What the task requires: Give the entries back exactly, dropping each image.

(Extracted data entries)
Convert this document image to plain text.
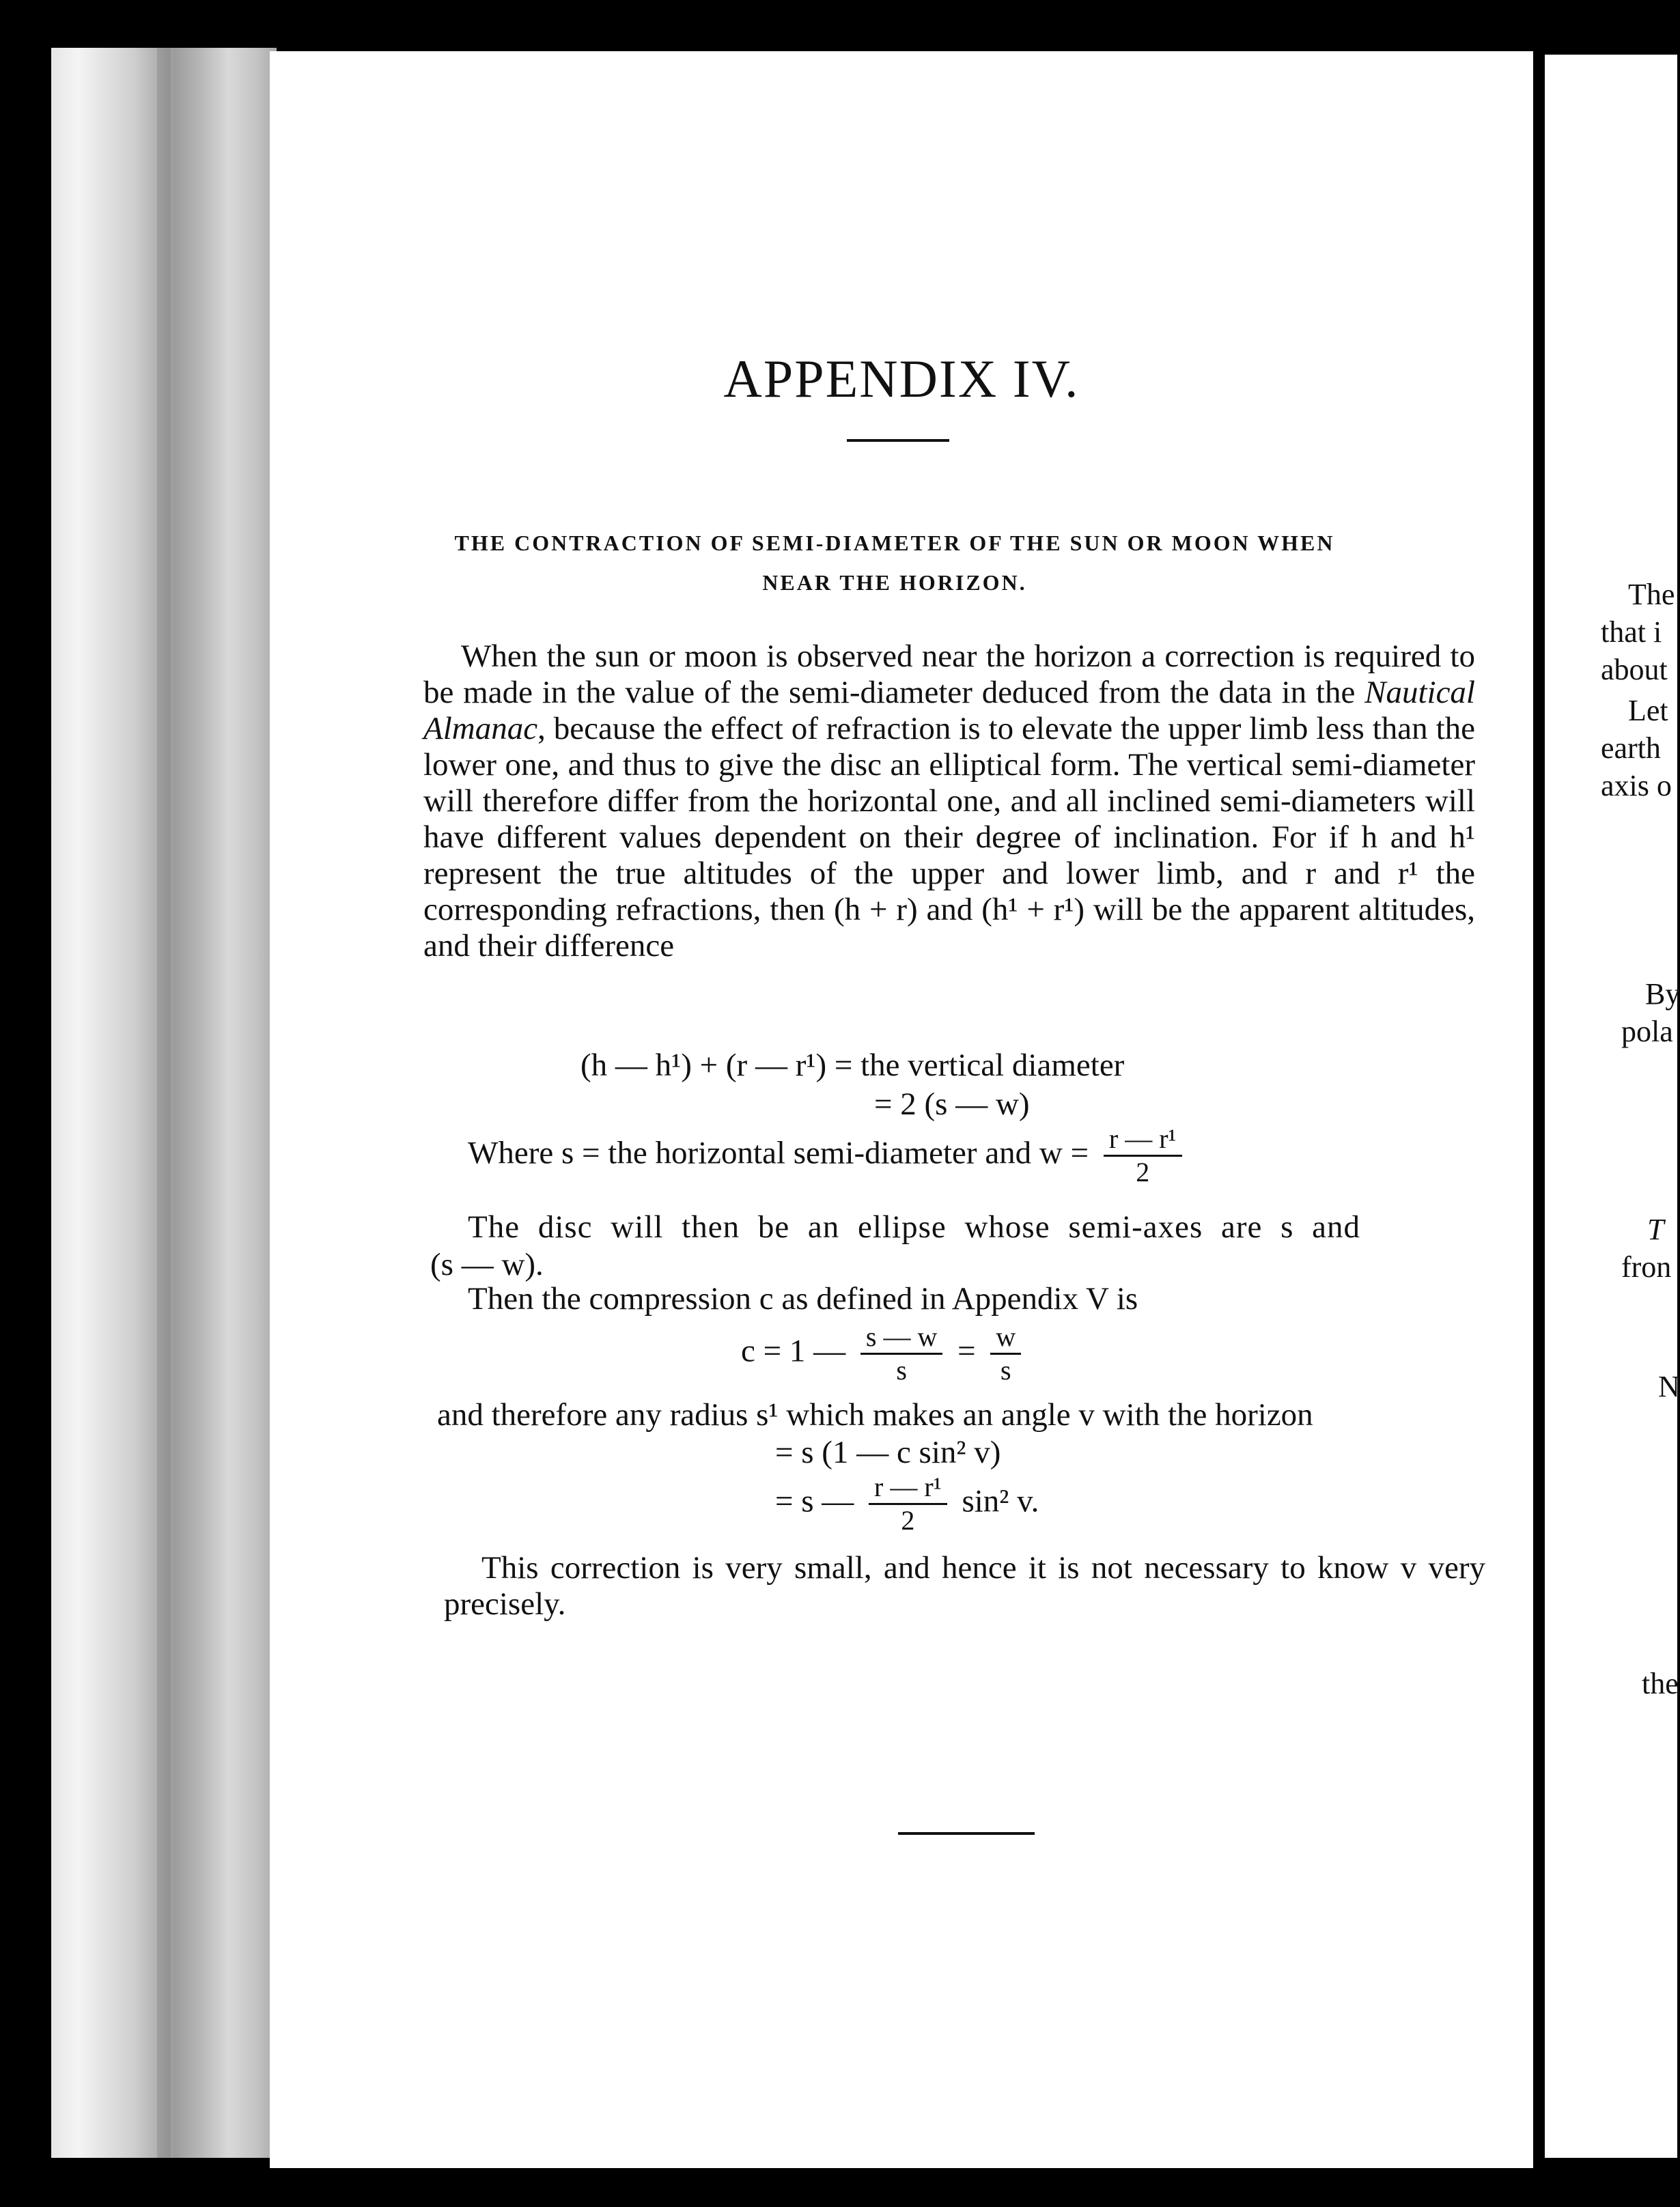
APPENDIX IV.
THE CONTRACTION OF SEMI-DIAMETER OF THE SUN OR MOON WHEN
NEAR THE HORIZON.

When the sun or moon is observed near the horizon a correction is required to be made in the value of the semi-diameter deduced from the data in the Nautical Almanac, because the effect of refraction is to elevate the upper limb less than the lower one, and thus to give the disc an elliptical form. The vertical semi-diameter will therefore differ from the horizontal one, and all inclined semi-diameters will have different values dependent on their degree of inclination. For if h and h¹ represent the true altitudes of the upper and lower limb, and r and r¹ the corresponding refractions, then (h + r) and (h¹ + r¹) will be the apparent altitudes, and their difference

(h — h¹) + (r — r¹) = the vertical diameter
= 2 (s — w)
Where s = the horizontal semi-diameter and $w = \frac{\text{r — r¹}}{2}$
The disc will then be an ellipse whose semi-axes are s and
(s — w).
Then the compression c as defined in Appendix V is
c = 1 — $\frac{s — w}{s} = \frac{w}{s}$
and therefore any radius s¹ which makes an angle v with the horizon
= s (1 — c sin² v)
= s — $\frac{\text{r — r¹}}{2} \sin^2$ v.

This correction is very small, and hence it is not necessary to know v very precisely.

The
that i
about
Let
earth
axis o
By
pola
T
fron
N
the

Solved exercise:
Convert this document image to plain text.
APPENDIX IV.
THE CONTRACTION OF SEMI-DIAMETER OF THE SUN OR MOON WHEN
NEAR THE HORIZON.

When the sun or moon is observed near the horizon a correction is required to be made in the value of the semi-diameter deduced from the data in the Nautical Almanac, because the effect of refraction is to elevate the upper limb less than the lower one, and thus to give the disc an elliptical form. The vertical semi-diameter will therefore differ from the horizontal one, and all inclined semi-diameters will have different values dependent on their degree of inclination. For if h and h¹ represent the true altitudes of the upper and lower limb, and r and r¹ the corresponding refractions, then (h + r) and (h¹ + r¹) will be the apparent altitudes, and their difference

(h — h¹) + (r — r¹) = the vertical diameter
= 2 (s — w)
Where s = the horizontal semi-diameter and $w = \frac{\text{r — r¹}}{2}$
The disc will then be an ellipse whose semi-axes are s and
(s — w).
Then the compression c as defined in Appendix V is
c = 1 — $\frac{s — w}{s} = \frac{w}{s}$
and therefore any radius s¹ which makes an angle v with the horizon
= s (1 — c sin² v)
= s — $\frac{\text{r — r¹}}{2} \sin^2$ v.

This correction is very small, and hence it is not necessary to know v very precisely.

The
that i
about
Let
earth
axis o
By
pola
T
fron
N
the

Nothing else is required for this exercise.